-- START Given data --
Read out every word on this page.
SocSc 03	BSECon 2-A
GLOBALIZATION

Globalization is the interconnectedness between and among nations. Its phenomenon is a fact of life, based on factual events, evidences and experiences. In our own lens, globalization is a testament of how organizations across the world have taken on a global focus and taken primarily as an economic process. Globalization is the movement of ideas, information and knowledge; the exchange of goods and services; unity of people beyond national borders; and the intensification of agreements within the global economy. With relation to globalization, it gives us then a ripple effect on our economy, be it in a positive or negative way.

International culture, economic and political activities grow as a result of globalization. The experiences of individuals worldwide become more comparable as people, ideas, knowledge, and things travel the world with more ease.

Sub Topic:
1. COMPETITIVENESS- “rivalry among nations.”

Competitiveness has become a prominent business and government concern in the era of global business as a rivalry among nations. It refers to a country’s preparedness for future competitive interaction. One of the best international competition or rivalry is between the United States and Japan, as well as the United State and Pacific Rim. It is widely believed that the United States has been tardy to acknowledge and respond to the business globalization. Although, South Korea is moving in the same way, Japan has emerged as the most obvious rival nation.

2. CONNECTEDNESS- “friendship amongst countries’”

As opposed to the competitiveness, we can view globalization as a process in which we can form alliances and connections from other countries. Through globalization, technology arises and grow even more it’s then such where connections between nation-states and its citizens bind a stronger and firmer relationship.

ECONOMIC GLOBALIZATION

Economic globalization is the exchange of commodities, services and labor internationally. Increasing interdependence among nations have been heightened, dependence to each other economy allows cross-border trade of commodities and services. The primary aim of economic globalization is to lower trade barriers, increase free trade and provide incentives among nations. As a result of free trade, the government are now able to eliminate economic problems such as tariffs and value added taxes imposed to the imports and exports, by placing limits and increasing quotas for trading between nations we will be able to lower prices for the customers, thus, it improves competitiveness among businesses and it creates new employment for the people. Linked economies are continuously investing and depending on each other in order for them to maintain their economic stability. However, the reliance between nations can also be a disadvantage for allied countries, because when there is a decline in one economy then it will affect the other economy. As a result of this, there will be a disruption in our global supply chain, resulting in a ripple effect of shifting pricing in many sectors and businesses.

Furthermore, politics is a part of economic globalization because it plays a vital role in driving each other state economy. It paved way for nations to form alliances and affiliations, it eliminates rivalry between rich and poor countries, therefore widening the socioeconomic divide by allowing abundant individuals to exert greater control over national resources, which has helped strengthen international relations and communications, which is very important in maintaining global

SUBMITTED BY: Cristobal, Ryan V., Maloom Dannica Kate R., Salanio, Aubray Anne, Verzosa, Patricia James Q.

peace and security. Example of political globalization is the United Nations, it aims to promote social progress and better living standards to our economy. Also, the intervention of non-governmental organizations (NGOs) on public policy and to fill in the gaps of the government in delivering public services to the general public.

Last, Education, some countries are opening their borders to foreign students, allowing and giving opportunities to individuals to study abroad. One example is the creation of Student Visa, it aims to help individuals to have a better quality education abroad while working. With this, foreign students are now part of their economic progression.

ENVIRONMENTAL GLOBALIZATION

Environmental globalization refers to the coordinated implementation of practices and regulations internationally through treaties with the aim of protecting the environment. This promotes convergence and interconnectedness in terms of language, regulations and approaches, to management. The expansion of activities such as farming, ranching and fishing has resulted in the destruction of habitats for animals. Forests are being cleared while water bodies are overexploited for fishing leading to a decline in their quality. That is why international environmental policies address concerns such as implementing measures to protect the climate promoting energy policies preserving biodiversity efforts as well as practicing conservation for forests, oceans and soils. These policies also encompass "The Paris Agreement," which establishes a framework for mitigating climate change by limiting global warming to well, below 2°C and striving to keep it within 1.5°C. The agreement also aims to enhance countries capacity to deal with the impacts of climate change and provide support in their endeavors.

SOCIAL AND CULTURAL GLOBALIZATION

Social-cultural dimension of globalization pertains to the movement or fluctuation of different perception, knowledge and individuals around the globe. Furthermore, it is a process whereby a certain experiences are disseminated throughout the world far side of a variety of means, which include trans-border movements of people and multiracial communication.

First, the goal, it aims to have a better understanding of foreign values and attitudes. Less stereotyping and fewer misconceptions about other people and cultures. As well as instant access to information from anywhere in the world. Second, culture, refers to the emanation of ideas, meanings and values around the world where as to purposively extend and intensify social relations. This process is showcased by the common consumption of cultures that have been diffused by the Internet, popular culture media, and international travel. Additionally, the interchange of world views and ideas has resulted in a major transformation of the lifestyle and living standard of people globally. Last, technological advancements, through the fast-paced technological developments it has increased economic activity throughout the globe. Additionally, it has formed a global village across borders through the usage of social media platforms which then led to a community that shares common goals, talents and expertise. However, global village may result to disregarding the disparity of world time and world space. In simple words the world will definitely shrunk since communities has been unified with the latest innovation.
-- END Given data --
Repeat all of the entries exactly.

Response to this exercise:
Read out every word on this page.
SocSc 03	BSECon 2-A
GLOBALIZATION

Globalization is the interconnectedness between and among nations. Its phenomenon is a fact of life, based on factual events, evidences and experiences. In our own lens, globalization is a testament of how organizations across the world have taken on a global focus and taken primarily as an economic process. Globalization is the movement of ideas, information and knowledge; the exchange of goods and services; unity of people beyond national borders; and the intensification of agreements within the global economy. With relation to globalization, it gives us then a ripple effect on our economy, be it in a positive or negative way.

International culture, economic and political activities grow as a result of globalization. The experiences of individuals worldwide become more comparable as people, ideas, knowledge, and things travel the world with more ease.

Sub Topic:
1. COMPETITIVENESS- “rivalry among nations.”

Competitiveness has become a prominent business and government concern in the era of global business as a rivalry among nations. It refers to a country’s preparedness for future competitive interaction. One of the best international competition or rivalry is between the United States and Japan, as well as the United State and Pacific Rim. It is widely believed that the United States has been tardy to acknowledge and respond to the business globalization. Although, South Korea is moving in the same way, Japan has emerged as the most obvious rival nation.

2. CONNECTEDNESS- “friendship amongst countries’”

As opposed to the competitiveness, we can view globalization as a process in which we can form alliances and connections from other countries. Through globalization, technology arises and grow even more it’s then such where connections between nation-states and its citizens bind a stronger and firmer relationship.

ECONOMIC GLOBALIZATION

Economic globalization is the exchange of commodities, services and labor internationally. Increasing interdependence among nations have been heightened, dependence to each other economy allows cross-border trade of commodities and services. The primary aim of economic globalization is to lower trade barriers, increase free trade and provide incentives among nations. As a result of free trade, the government are now able to eliminate economic problems such as tariffs and value added taxes imposed to the imports and exports, by placing limits and increasing quotas for trading between nations we will be able to lower prices for the customers, thus, it improves competitiveness among businesses and it creates new employment for the people. Linked economies are continuously investing and depending on each other in order for them to maintain their economic stability. However, the reliance between nations can also be a disadvantage for allied countries, because when there is a decline in one economy then it will affect the other economy. As a result of this, there will be a disruption in our global supply chain, resulting in a ripple effect of shifting pricing in many sectors and businesses.

Furthermore, politics is a part of economic globalization because it plays a vital role in driving each other state economy. It paved way for nations to form alliances and affiliations, it eliminates rivalry between rich and poor countries, therefore widening the socioeconomic divide by allowing abundant individuals to exert greater control over national resources, which has helped strengthen international relations and communications, which is very important in maintaining global

SUBMITTED BY: Cristobal, Ryan V., Maloom Dannica Kate R., Salanio, Aubray Anne, Verzosa, Patricia James Q.

peace and security. Example of political globalization is the United Nations, it aims to promote social progress and better living standards to our economy. Also, the intervention of non-governmental organizations (NGOs) on public policy and to fill in the gaps of the government in delivering public services to the general public.

Last, Education, some countries are opening their borders to foreign students, allowing and giving opportunities to individuals to study abroad. One example is the creation of Student Visa, it aims to help individuals to have a better quality education abroad while working. With this, foreign students are now part of their economic progression.

ENVIRONMENTAL GLOBALIZATION

Environmental globalization refers to the coordinated implementation of practices and regulations internationally through treaties with the aim of protecting the environment. This promotes convergence and interconnectedness in terms of language, regulations and approaches, to management. The expansion of activities such as farming, ranching and fishing has resulted in the destruction of habitats for animals. Forests are being cleared while water bodies are overexploited for fishing leading to a decline in their quality. That is why international environmental policies address concerns such as implementing measures to protect the climate promoting energy policies preserving biodiversity efforts as well as practicing conservation for forests, oceans and soils. These policies also encompass "The Paris Agreement," which establishes a framework for mitigating climate change by limiting global warming to well, below 2°C and striving to keep it within 1.5°C. The agreement also aims to enhance countries capacity to deal with the impacts of climate change and provide support in their endeavors.

SOCIAL AND CULTURAL GLOBALIZATION

Social-cultural dimension of globalization pertains to the movement or fluctuation of different perception, knowledge and individuals around the globe. Furthermore, it is a process whereby a certain experiences are disseminated throughout the world far side of a variety of means, which include trans-border movements of people and multiracial communication.

First, the goal, it aims to have a better understanding of foreign values and attitudes. Less stereotyping and fewer misconceptions about other people and cultures. As well as instant access to information from anywhere in the world. Second, culture, refers to the emanation of ideas, meanings and values around the world where as to purposively extend and intensify social relations. This process is showcased by the common consumption of cultures that have been diffused by the Internet, popular culture media, and international travel. Additionally, the interchange of world views and ideas has resulted in a major transformation of the lifestyle and living standard of people globally. Last, technological advancements, through the fast-paced technological developments it has increased economic activity throughout the globe. Additionally, it has formed a global village across borders through the usage of social media platforms which then led to a community that shares common goals, talents and expertise. However, global village may result to disregarding the disparity of world time and world space. In simple words the world will definitely shrunk since communities has been unified with the latest innovation.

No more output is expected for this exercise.